---------- DATA SHOWN ----------
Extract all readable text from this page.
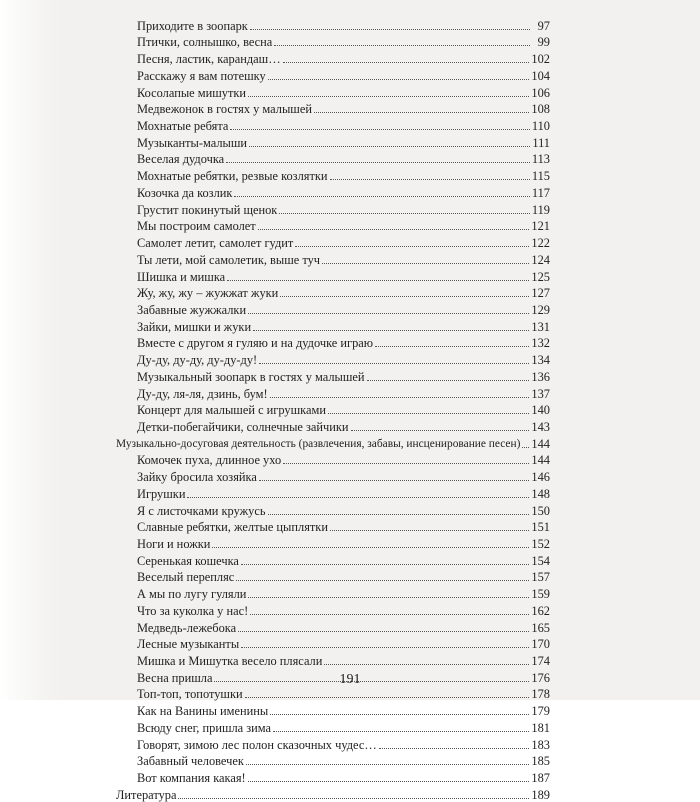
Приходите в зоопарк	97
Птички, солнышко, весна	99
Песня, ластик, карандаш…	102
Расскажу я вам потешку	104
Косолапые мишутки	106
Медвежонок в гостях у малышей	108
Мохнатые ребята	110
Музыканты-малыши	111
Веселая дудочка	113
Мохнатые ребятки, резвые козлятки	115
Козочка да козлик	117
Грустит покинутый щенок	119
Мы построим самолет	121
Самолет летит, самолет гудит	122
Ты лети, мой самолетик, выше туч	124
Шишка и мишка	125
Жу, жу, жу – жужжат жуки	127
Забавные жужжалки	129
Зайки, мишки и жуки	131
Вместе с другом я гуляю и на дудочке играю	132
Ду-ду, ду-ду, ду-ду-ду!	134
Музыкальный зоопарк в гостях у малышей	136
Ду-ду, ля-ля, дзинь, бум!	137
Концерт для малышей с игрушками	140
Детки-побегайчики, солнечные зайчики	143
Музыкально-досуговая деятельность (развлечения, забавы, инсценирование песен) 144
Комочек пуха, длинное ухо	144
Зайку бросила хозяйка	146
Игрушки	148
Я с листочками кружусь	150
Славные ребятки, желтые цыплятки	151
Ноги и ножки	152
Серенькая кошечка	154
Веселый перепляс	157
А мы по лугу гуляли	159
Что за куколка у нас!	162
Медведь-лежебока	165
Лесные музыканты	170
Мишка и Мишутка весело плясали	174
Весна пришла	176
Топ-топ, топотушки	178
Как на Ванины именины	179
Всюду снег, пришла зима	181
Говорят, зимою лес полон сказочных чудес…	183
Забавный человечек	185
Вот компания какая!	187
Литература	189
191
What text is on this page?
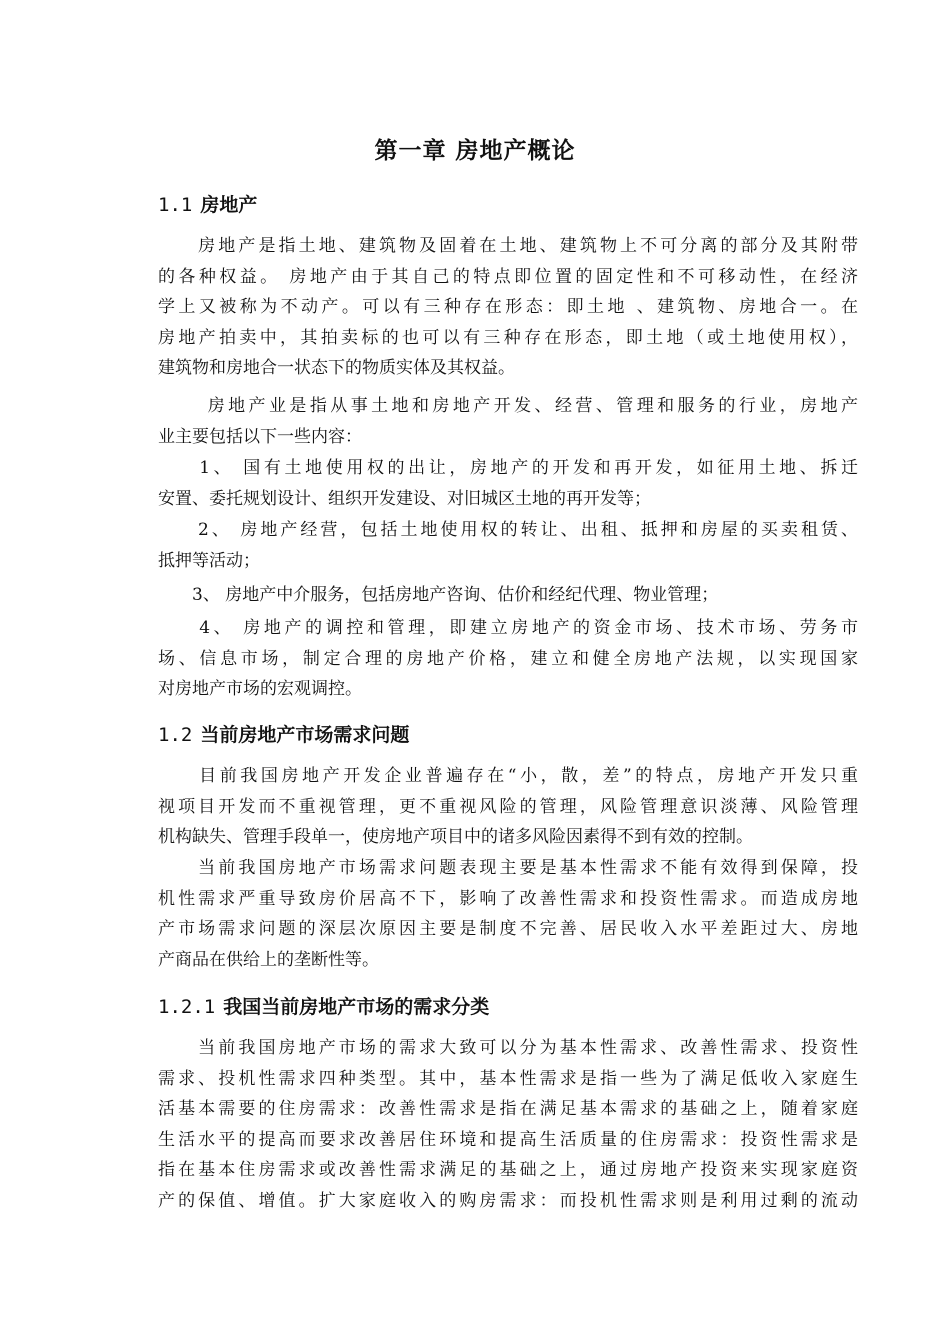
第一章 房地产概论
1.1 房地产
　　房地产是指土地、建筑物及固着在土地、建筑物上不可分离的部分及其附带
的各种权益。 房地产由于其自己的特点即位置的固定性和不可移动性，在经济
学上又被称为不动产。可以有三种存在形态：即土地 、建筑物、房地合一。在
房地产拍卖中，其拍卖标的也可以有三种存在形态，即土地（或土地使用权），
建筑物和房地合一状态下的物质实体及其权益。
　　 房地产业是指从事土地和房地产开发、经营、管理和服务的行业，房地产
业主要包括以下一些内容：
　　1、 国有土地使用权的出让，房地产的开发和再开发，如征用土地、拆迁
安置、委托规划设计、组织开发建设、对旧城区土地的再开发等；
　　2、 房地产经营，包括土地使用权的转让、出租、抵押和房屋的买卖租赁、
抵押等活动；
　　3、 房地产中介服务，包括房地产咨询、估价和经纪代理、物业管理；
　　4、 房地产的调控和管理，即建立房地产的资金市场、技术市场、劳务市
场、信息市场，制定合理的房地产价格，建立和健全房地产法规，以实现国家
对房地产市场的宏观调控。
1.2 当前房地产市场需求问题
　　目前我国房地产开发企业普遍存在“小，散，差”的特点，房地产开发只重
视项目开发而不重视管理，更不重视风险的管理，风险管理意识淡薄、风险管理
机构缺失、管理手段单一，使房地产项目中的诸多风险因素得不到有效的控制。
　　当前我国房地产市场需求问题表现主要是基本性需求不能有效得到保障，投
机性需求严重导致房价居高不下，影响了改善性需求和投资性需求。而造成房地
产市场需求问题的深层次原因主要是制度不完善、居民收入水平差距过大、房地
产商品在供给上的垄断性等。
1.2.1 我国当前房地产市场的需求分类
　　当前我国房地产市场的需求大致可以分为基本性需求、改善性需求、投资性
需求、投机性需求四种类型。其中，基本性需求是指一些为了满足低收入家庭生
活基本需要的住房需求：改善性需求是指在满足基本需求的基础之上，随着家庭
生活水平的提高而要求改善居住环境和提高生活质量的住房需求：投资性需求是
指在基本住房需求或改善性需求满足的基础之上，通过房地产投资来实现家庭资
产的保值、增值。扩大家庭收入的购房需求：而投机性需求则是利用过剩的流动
----------
## PROBLEM STATEMENT:
Quote the records in their entirety, keeping the wording exact and excluding pictures.

## CORRECT ANSWER:
Extract all readable text from this page.
Приходите в зоопарк	97
Птички, солнышко, весна	99
Песня, ластик, карандаш…	102
Расскажу я вам потешку	104
Косолапые мишутки	106
Медвежонок в гостях у малышей	108
Мохнатые ребята	110
Музыканты-малыши	111
Веселая дудочка	113
Мохнатые ребятки, резвые козлятки	115
Козочка да козлик	117
Грустит покинутый щенок	119
Мы построим самолет	121
Самолет летит, самолет гудит	122
Ты лети, мой самолетик, выше туч	124
Шишка и мишка	125
Жу, жу, жу – жужжат жуки	127
Забавные жужжалки	129
Зайки, мишки и жуки	131
Вместе с другом я гуляю и на дудочке играю	132
Ду-ду, ду-ду, ду-ду-ду!	134
Музыкальный зоопарк в гостях у малышей	136
Ду-ду, ля-ля, дзинь, бум!	137
Концерт для малышей с игрушками	140
Детки-побегайчики, солнечные зайчики	143
Музыкально-досуговая деятельность (развлечения, забавы, инсценирование песен) 144
Комочек пуха, длинное ухо	144
Зайку бросила хозяйка	146
Игрушки	148
Я с листочками кружусь	150
Славные ребятки, желтые цыплятки	151
Ноги и ножки	152
Серенькая кошечка	154
Веселый перепляс	157
А мы по лугу гуляли	159
Что за куколка у нас!	162
Медведь-лежебока	165
Лесные музыканты	170
Мишка и Мишутка весело плясали	174
Весна пришла	176
Топ-топ, топотушки	178
Как на Ванины именины	179
Всюду снег, пришла зима	181
Говорят, зимою лес полон сказочных чудес…	183
Забавный человечек	185
Вот компания какая!	187
Литература	189
191
What text is on this page?
第一章 房地产概论
1.1 房地产
　　房地产是指土地、建筑物及固着在土地、建筑物上不可分离的部分及其附带
的各种权益。 房地产由于其自己的特点即位置的固定性和不可移动性，在经济
学上又被称为不动产。可以有三种存在形态：即土地 、建筑物、房地合一。在
房地产拍卖中，其拍卖标的也可以有三种存在形态，即土地（或土地使用权），
建筑物和房地合一状态下的物质实体及其权益。
　　 房地产业是指从事土地和房地产开发、经营、管理和服务的行业，房地产
业主要包括以下一些内容：
　　1、 国有土地使用权的出让，房地产的开发和再开发，如征用土地、拆迁
安置、委托规划设计、组织开发建设、对旧城区土地的再开发等；
　　2、 房地产经营，包括土地使用权的转让、出租、抵押和房屋的买卖租赁、
抵押等活动；
　　3、 房地产中介服务，包括房地产咨询、估价和经纪代理、物业管理；
　　4、 房地产的调控和管理，即建立房地产的资金市场、技术市场、劳务市
场、信息市场，制定合理的房地产价格，建立和健全房地产法规，以实现国家
对房地产市场的宏观调控。
1.2 当前房地产市场需求问题
　　目前我国房地产开发企业普遍存在“小，散，差”的特点，房地产开发只重
视项目开发而不重视管理，更不重视风险的管理，风险管理意识淡薄、风险管理
机构缺失、管理手段单一，使房地产项目中的诸多风险因素得不到有效的控制。
　　当前我国房地产市场需求问题表现主要是基本性需求不能有效得到保障，投
机性需求严重导致房价居高不下，影响了改善性需求和投资性需求。而造成房地
产市场需求问题的深层次原因主要是制度不完善、居民收入水平差距过大、房地
产商品在供给上的垄断性等。
1.2.1 我国当前房地产市场的需求分类
　　当前我国房地产市场的需求大致可以分为基本性需求、改善性需求、投资性
需求、投机性需求四种类型。其中，基本性需求是指一些为了满足低收入家庭生
活基本需要的住房需求：改善性需求是指在满足基本需求的基础之上，随着家庭
生活水平的提高而要求改善居住环境和提高生活质量的住房需求：投资性需求是
指在基本住房需求或改善性需求满足的基础之上，通过房地产投资来实现家庭资
产的保值、增值。扩大家庭收入的购房需求：而投机性需求则是利用过剩的流动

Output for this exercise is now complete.